Instruction
Lines before the one containing "Transcribe this image's" are excluded; print that line and every line after it through the end of the material below, exactly.
* begin Given data *
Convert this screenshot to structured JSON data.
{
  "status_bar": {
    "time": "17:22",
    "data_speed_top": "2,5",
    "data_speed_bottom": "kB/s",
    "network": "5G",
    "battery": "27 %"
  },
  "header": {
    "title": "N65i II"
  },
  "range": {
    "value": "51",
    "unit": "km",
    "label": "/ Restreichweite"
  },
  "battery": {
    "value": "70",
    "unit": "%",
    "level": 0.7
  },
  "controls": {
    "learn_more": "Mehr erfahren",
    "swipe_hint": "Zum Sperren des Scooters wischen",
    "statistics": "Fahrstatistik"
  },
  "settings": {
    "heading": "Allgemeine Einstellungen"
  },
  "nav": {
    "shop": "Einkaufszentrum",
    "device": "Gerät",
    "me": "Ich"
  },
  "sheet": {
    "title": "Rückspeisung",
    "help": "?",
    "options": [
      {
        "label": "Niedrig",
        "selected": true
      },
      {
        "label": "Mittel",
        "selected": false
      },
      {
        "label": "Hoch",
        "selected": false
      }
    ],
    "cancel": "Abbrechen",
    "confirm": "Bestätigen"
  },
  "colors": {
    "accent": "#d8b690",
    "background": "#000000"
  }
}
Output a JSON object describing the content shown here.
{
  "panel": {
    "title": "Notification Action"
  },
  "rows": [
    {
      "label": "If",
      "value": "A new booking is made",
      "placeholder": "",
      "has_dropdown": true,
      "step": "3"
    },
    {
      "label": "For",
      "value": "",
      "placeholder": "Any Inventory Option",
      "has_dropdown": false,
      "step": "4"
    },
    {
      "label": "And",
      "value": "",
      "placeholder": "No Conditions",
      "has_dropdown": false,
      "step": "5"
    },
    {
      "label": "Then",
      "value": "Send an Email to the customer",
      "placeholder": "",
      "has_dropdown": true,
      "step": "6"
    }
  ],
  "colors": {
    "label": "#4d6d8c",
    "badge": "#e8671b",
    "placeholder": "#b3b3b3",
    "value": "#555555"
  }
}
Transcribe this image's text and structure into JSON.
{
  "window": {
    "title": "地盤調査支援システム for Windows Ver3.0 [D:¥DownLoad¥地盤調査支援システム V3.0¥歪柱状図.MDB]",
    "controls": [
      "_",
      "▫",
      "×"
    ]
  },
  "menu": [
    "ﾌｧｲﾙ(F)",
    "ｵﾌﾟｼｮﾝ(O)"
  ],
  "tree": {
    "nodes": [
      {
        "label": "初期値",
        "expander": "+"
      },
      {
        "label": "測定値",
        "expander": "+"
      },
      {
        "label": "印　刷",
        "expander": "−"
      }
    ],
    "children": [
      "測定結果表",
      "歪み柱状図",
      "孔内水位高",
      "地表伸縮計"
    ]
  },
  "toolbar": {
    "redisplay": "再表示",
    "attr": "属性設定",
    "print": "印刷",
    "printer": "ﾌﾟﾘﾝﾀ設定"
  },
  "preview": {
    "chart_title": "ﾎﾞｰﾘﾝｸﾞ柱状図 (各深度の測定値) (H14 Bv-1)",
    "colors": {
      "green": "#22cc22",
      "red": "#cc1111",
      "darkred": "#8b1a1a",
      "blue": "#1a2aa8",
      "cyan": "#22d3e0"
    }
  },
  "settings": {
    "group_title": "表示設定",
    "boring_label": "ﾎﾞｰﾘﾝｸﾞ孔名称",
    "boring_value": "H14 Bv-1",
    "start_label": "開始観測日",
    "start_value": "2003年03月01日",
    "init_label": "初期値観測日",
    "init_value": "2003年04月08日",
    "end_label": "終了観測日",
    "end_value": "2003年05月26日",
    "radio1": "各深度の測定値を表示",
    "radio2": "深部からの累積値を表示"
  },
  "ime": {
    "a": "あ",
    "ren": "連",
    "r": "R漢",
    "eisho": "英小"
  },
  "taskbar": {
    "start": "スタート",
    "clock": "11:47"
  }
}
* end Given data *
Problem solution
Transcribe this image's text and structure into JSON.
{
  "window": {
    "title": "地盤調査支援システム for Windows Ver3.0 [D:¥DownLoad¥地盤調査支援システム V3.0¥歪柱状図.MDB]",
    "controls": [
      "_",
      "▫",
      "×"
    ]
  },
  "menu": [
    "ﾌｧｲﾙ(F)",
    "ｵﾌﾟｼｮﾝ(O)"
  ],
  "tree": {
    "nodes": [
      {
        "label": "初期値",
        "expander": "+"
      },
      {
        "label": "測定値",
        "expander": "+"
      },
      {
        "label": "印　刷",
        "expander": "−"
      }
    ],
    "children": [
      "測定結果表",
      "歪み柱状図",
      "孔内水位高",
      "地表伸縮計"
    ]
  },
  "toolbar": {
    "redisplay": "再表示",
    "attr": "属性設定",
    "print": "印刷",
    "printer": "ﾌﾟﾘﾝﾀ設定"
  },
  "preview": {
    "chart_title": "ﾎﾞｰﾘﾝｸﾞ柱状図 (各深度の測定値) (H14 Bv-1)",
    "colors": {
      "green": "#22cc22",
      "red": "#cc1111",
      "darkred": "#8b1a1a",
      "blue": "#1a2aa8",
      "cyan": "#22d3e0"
    }
  },
  "settings": {
    "group_title": "表示設定",
    "boring_label": "ﾎﾞｰﾘﾝｸﾞ孔名称",
    "boring_value": "H14 Bv-1",
    "start_label": "開始観測日",
    "start_value": "2003年03月01日",
    "init_label": "初期値観測日",
    "init_value": "2003年04月08日",
    "end_label": "終了観測日",
    "end_value": "2003年05月26日",
    "radio1": "各深度の測定値を表示",
    "radio2": "深部からの累積値を表示"
  },
  "ime": {
    "a": "あ",
    "ren": "連",
    "r": "R漢",
    "eisho": "英小"
  },
  "taskbar": {
    "start": "スタート",
    "clock": "11:47"
  }
}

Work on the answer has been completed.